** start of Items **

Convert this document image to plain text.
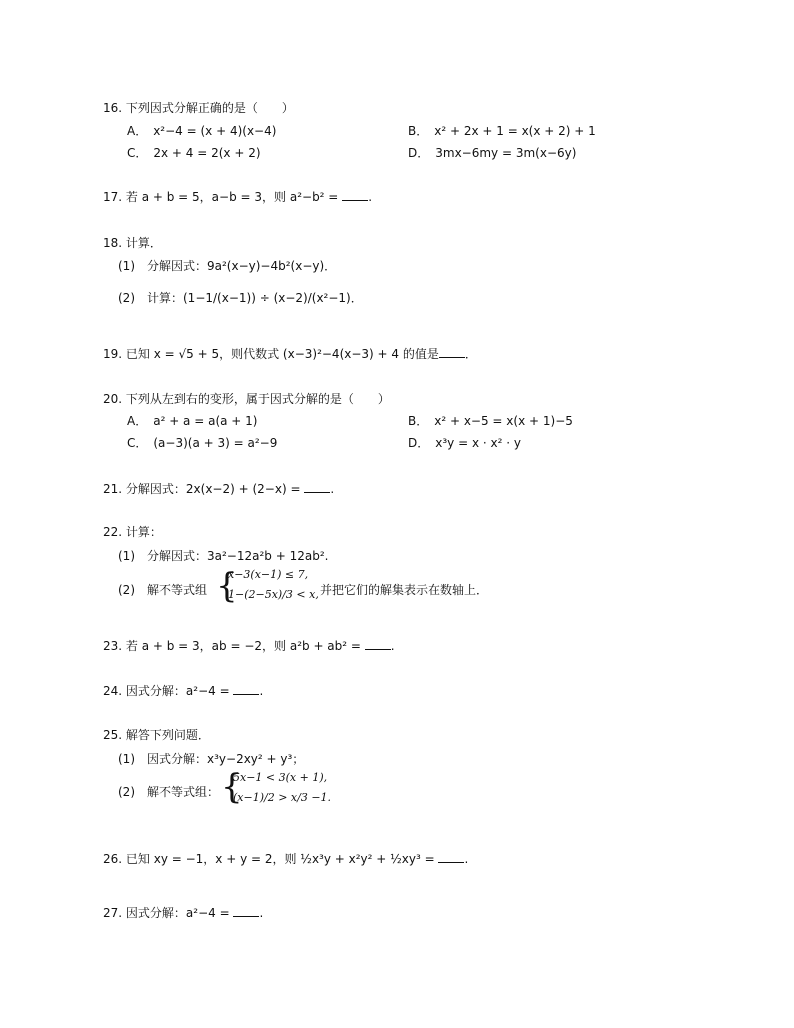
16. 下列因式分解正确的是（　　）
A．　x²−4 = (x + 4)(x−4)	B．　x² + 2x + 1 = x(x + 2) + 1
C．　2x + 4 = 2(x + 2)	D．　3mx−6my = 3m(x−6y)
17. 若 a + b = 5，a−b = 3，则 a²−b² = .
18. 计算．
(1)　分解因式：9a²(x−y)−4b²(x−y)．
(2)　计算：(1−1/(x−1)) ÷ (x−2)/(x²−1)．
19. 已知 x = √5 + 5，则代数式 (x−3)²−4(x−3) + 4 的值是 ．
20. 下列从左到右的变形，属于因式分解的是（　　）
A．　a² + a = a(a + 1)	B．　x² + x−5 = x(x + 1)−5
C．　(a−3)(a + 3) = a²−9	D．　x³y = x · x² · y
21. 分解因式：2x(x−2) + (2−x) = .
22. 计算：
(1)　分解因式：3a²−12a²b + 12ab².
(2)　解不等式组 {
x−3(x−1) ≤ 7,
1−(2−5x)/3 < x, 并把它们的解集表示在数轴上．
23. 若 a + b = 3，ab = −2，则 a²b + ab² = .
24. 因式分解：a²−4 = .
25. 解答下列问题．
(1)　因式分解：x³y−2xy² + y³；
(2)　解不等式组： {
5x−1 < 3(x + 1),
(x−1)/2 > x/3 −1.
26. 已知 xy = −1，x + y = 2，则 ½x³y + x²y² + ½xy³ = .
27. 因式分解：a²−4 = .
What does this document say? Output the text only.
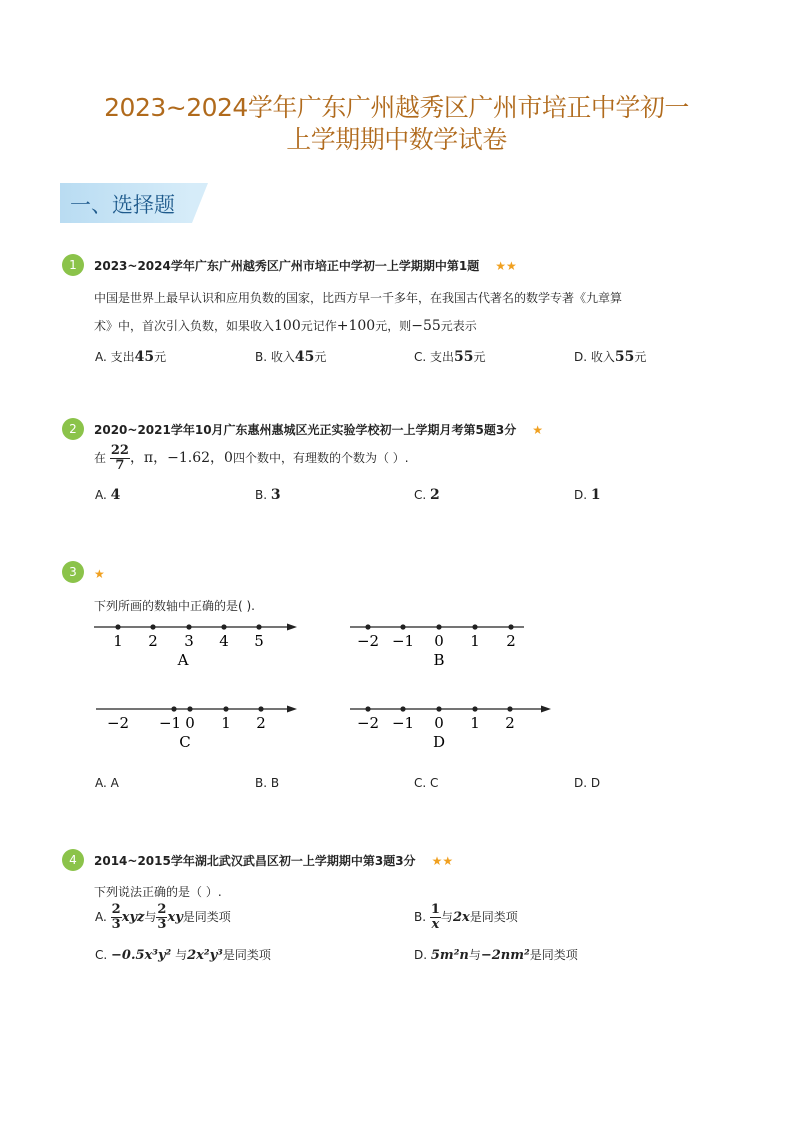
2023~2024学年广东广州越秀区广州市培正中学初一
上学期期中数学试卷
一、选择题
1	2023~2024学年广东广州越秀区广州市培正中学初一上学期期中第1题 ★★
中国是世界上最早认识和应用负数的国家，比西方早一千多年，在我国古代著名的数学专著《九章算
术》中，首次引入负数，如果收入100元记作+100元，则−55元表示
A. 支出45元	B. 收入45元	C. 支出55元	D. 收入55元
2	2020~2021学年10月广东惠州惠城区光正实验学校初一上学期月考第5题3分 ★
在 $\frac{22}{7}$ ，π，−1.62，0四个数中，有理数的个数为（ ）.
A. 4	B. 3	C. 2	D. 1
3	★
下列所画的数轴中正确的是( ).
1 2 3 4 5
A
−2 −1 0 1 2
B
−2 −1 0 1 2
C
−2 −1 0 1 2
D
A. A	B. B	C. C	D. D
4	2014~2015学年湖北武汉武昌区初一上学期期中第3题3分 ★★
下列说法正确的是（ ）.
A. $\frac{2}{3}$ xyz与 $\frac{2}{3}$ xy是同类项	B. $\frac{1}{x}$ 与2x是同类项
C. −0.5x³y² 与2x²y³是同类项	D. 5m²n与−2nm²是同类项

** end of Items **

- [What you are asked to do]:
Without the pictures, print the records in full, exactly as they appear.

- [Response below]:
Convert this document image to plain text.
16. 下列因式分解正确的是（　　）
A．　x²−4 = (x + 4)(x−4)	B．　x² + 2x + 1 = x(x + 2) + 1
C．　2x + 4 = 2(x + 2)	D．　3mx−6my = 3m(x−6y)
17. 若 a + b = 5，a−b = 3，则 a²−b² = .
18. 计算．
(1)　分解因式：9a²(x−y)−4b²(x−y)．
(2)　计算：(1−1/(x−1)) ÷ (x−2)/(x²−1)．
19. 已知 x = √5 + 5，则代数式 (x−3)²−4(x−3) + 4 的值是 ．
20. 下列从左到右的变形，属于因式分解的是（　　）
A．　a² + a = a(a + 1)	B．　x² + x−5 = x(x + 1)−5
C．　(a−3)(a + 3) = a²−9	D．　x³y = x · x² · y
21. 分解因式：2x(x−2) + (2−x) = .
22. 计算：
(1)　分解因式：3a²−12a²b + 12ab².
(2)　解不等式组 {
x−3(x−1) ≤ 7,
1−(2−5x)/3 < x, 并把它们的解集表示在数轴上．
23. 若 a + b = 3，ab = −2，则 a²b + ab² = .
24. 因式分解：a²−4 = .
25. 解答下列问题．
(1)　因式分解：x³y−2xy² + y³；
(2)　解不等式组： {
5x−1 < 3(x + 1),
(x−1)/2 > x/3 −1.
26. 已知 xy = −1，x + y = 2，则 ½x³y + x²y² + ½xy³ = .
27. 因式分解：a²−4 = .
What does this document say? Output the text only.
2023~2024学年广东广州越秀区广州市培正中学初一
上学期期中数学试卷
一、选择题
1	2023~2024学年广东广州越秀区广州市培正中学初一上学期期中第1题 ★★
中国是世界上最早认识和应用负数的国家，比西方早一千多年，在我国古代著名的数学专著《九章算
术》中，首次引入负数，如果收入100元记作+100元，则−55元表示
A. 支出45元	B. 收入45元	C. 支出55元	D. 收入55元
2	2020~2021学年10月广东惠州惠城区光正实验学校初一上学期月考第5题3分 ★
在 $\frac{22}{7}$ ，π，−1.62，0四个数中，有理数的个数为（ ）.
A. 4	B. 3	C. 2	D. 1
3	★
下列所画的数轴中正确的是( ).
1 2 3 4 5
A
−2 −1 0 1 2
B
−2 −1 0 1 2
C
−2 −1 0 1 2
D
A. A	B. B	C. C	D. D
4	2014~2015学年湖北武汉武昌区初一上学期期中第3题3分 ★★
下列说法正确的是（ ）.
A. $\frac{2}{3}$ xyz与 $\frac{2}{3}$ xy是同类项	B. $\frac{1}{x}$ 与2x是同类项
C. −0.5x³y² 与2x²y³是同类项	D. 5m²n与−2nm²是同类项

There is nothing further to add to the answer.